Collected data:
↓

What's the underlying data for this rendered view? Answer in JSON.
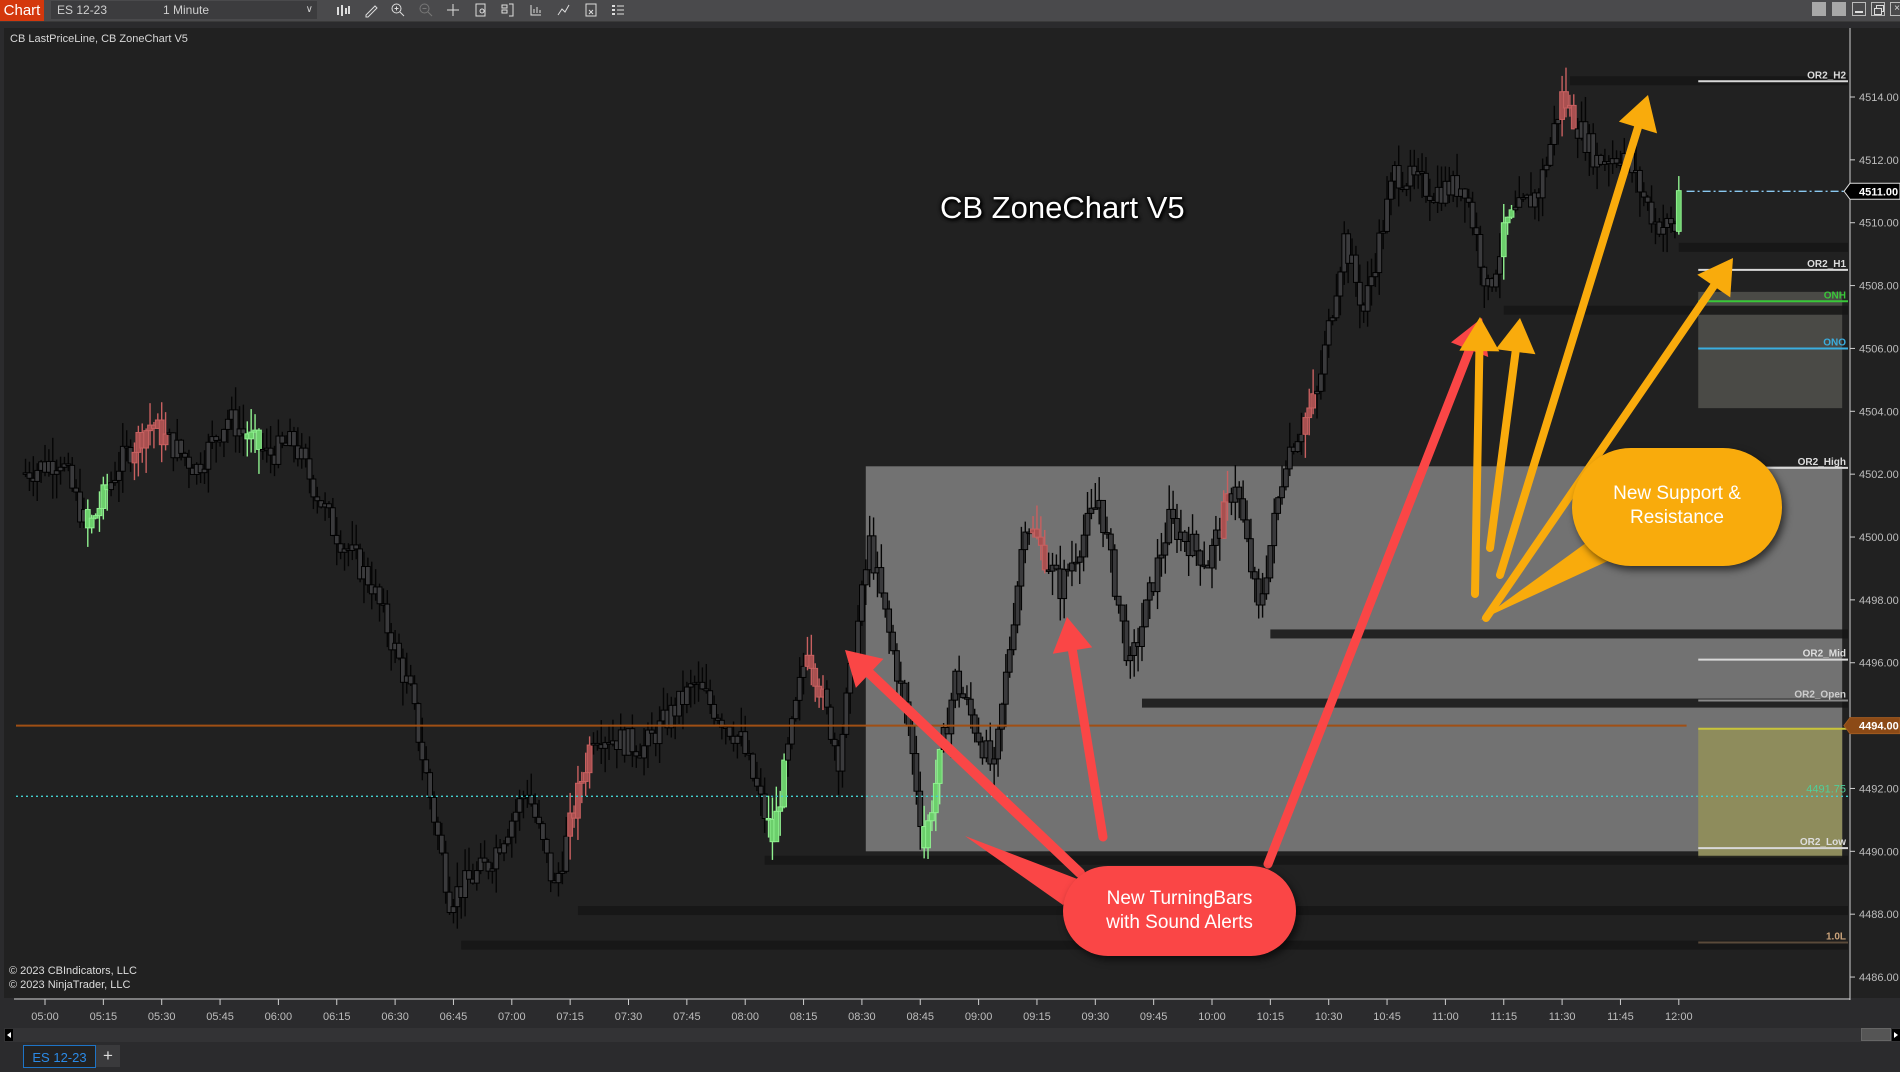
{
  "window": {
    "app_tab": "Chart",
    "instrument": "ES 12-23",
    "interval": "1 Minute",
    "toolbar_icons": [
      "bar-type-icon",
      "drawing-tool-icon",
      "zoom-in-icon",
      "zoom-out-icon",
      "crosshair-icon",
      "data-box-icon",
      "chart-trader-icon",
      "indicators-icon",
      "strategies-icon",
      "properties-icon",
      "templates-icon"
    ],
    "window_controls": [
      "tile-icon",
      "tile-icon",
      "minimize-icon",
      "restore-icon",
      "close-icon"
    ]
  },
  "chart": {
    "indicators_label": "CB LastPriceLine, CB ZoneChart V5",
    "title": "CB ZoneChart V5",
    "copyright": [
      "© 2023 CBIndicators, LLC",
      "© 2023 NinjaTrader, LLC"
    ],
    "last_price": "4511.00",
    "marker_price": "4494.00",
    "dotted_line_value": "4491.75",
    "level_labels": [
      {
        "label": "OR2_H2",
        "price": 4514.5,
        "color": "#dddddd"
      },
      {
        "label": "OR2_H1",
        "price": 4508.5,
        "color": "#dddddd"
      },
      {
        "label": "ONH",
        "price": 4507.5,
        "color": "#39c839"
      },
      {
        "label": "ONO",
        "price": 4506.0,
        "color": "#3aaee0"
      },
      {
        "label": "OR2_High",
        "price": 4502.2,
        "color": "#dddddd"
      },
      {
        "label": "OR2_Mid",
        "price": 4496.1,
        "color": "#dddddd"
      },
      {
        "label": "OR2_Open",
        "price": 4494.8,
        "color": "#cccccc"
      },
      {
        "label": "OR2_Low",
        "price": 4490.1,
        "color": "#dddddd"
      },
      {
        "label": "1.0L",
        "price": 4487.1,
        "color": "#c9a27a"
      }
    ],
    "callouts": [
      {
        "text_line1": "New TurningBars",
        "text_line2": "with Sound Alerts",
        "color": "#fa4646"
      },
      {
        "text_line1": "New Support &",
        "text_line2": "Resistance",
        "color": "#f9ab0c"
      }
    ],
    "colors": {
      "accent": "#d4380d",
      "up_turn": "#7be07b",
      "down_turn": "#c85a5a",
      "candle": "#3a3a3c",
      "last_price_line": "#8ac8f0",
      "marker_line": "#a04f14",
      "cyan_dotted": "#43d0d0"
    }
  },
  "chart_data": {
    "type": "candlestick",
    "title": "CB ZoneChart V5",
    "instrument": "ES 12-23",
    "interval": "1 Minute",
    "x_ticks": [
      "05:00",
      "05:15",
      "05:30",
      "05:45",
      "06:00",
      "06:15",
      "06:30",
      "06:45",
      "07:00",
      "07:15",
      "07:30",
      "07:45",
      "08:00",
      "08:15",
      "08:30",
      "08:45",
      "09:00",
      "09:15",
      "09:30",
      "09:45",
      "10:00",
      "10:15",
      "10:30",
      "10:45",
      "11:00",
      "11:15",
      "11:30",
      "11:45",
      "12:00"
    ],
    "y_ticks": [
      4486,
      4488,
      4490,
      4492,
      4494,
      4496,
      4498,
      4500,
      4502,
      4504,
      4506,
      4508,
      4510,
      4512,
      4514
    ],
    "ylim": [
      4485.5,
      4515.5
    ],
    "price_path": [
      {
        "t": "04:55",
        "p": 4502.0
      },
      {
        "t": "05:05",
        "p": 4502.5
      },
      {
        "t": "05:12",
        "p": 4500.2
      },
      {
        "t": "05:20",
        "p": 4502.3
      },
      {
        "t": "05:28",
        "p": 4503.6
      },
      {
        "t": "05:40",
        "p": 4502.2
      },
      {
        "t": "05:48",
        "p": 4503.8
      },
      {
        "t": "05:58",
        "p": 4502.6
      },
      {
        "t": "06:05",
        "p": 4503.0
      },
      {
        "t": "06:15",
        "p": 4500.3
      },
      {
        "t": "06:25",
        "p": 4498.5
      },
      {
        "t": "06:35",
        "p": 4495.0
      },
      {
        "t": "06:45",
        "p": 4488.5
      },
      {
        "t": "06:55",
        "p": 4489.6
      },
      {
        "t": "07:05",
        "p": 4492.0
      },
      {
        "t": "07:12",
        "p": 4488.8
      },
      {
        "t": "07:22",
        "p": 4493.8
      },
      {
        "t": "07:35",
        "p": 4493.3
      },
      {
        "t": "07:48",
        "p": 4495.3
      },
      {
        "t": "08:00",
        "p": 4493.5
      },
      {
        "t": "08:08",
        "p": 4490.4
      },
      {
        "t": "08:17",
        "p": 4496.6
      },
      {
        "t": "08:25",
        "p": 4493.0
      },
      {
        "t": "08:33",
        "p": 4499.8
      },
      {
        "t": "08:43",
        "p": 4494.0
      },
      {
        "t": "08:47",
        "p": 4490.2
      },
      {
        "t": "08:55",
        "p": 4495.5
      },
      {
        "t": "09:05",
        "p": 4492.5
      },
      {
        "t": "09:13",
        "p": 4500.6
      },
      {
        "t": "09:22",
        "p": 4498.4
      },
      {
        "t": "09:32",
        "p": 4501.2
      },
      {
        "t": "09:40",
        "p": 4495.8
      },
      {
        "t": "09:50",
        "p": 4500.5
      },
      {
        "t": "10:00",
        "p": 4499.2
      },
      {
        "t": "10:07",
        "p": 4501.8
      },
      {
        "t": "10:13",
        "p": 4497.6
      },
      {
        "t": "10:20",
        "p": 4502.6
      },
      {
        "t": "10:28",
        "p": 4504.5
      },
      {
        "t": "10:35",
        "p": 4509.5
      },
      {
        "t": "10:40",
        "p": 4507.2
      },
      {
        "t": "10:48",
        "p": 4511.6
      },
      {
        "t": "10:58",
        "p": 4511.0
      },
      {
        "t": "11:06",
        "p": 4511.2
      },
      {
        "t": "11:12",
        "p": 4507.8
      },
      {
        "t": "11:17",
        "p": 4510.0
      },
      {
        "t": "11:25",
        "p": 4511.0
      },
      {
        "t": "11:31",
        "p": 4514.0
      },
      {
        "t": "11:40",
        "p": 4512.0
      },
      {
        "t": "11:47",
        "p": 4512.2
      },
      {
        "t": "11:55",
        "p": 4510.0
      },
      {
        "t": "12:00",
        "p": 4509.8
      },
      {
        "t": "12:01",
        "p": 4511.0
      }
    ],
    "zones": [
      {
        "name": "main-zone",
        "from": "08:31",
        "to": "12:42",
        "top": 4502.25,
        "bottom": 4490.0
      },
      {
        "name": "onh-ono-zone",
        "from": "12:05",
        "to": "12:42",
        "top": 4507.8,
        "bottom": 4504.1
      },
      {
        "name": "or-low-yellow-zone",
        "from": "12:05",
        "to": "12:42",
        "top": 4493.9,
        "bottom": 4489.8
      }
    ],
    "levels": [
      {
        "name": "last-price",
        "value": 4511.0
      },
      {
        "name": "marker",
        "value": 4494.0
      },
      {
        "name": "dotted",
        "value": 4491.75
      }
    ],
    "support_resistance_lines": [
      {
        "from": "11:32",
        "value": 4514.5
      },
      {
        "from": "12:00",
        "value": 4509.2
      },
      {
        "from": "11:15",
        "value": 4507.2
      },
      {
        "from": "10:15",
        "value": 4496.9
      },
      {
        "from": "09:42",
        "value": 4494.7
      },
      {
        "from": "08:05",
        "value": 4489.7
      },
      {
        "from": "07:17",
        "value": 4488.1
      },
      {
        "from": "06:47",
        "value": 4487.0
      }
    ]
  },
  "bottom": {
    "tab_label": "ES 12-23",
    "add_tab": "+"
  }
}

↑

> Given instruction
Copy out each line of the data where the string "bottom" appears.

> Task response
        "bottom": 4490.0
        "bottom": 4504.1
        "bottom": 4489.8
  "bottom": {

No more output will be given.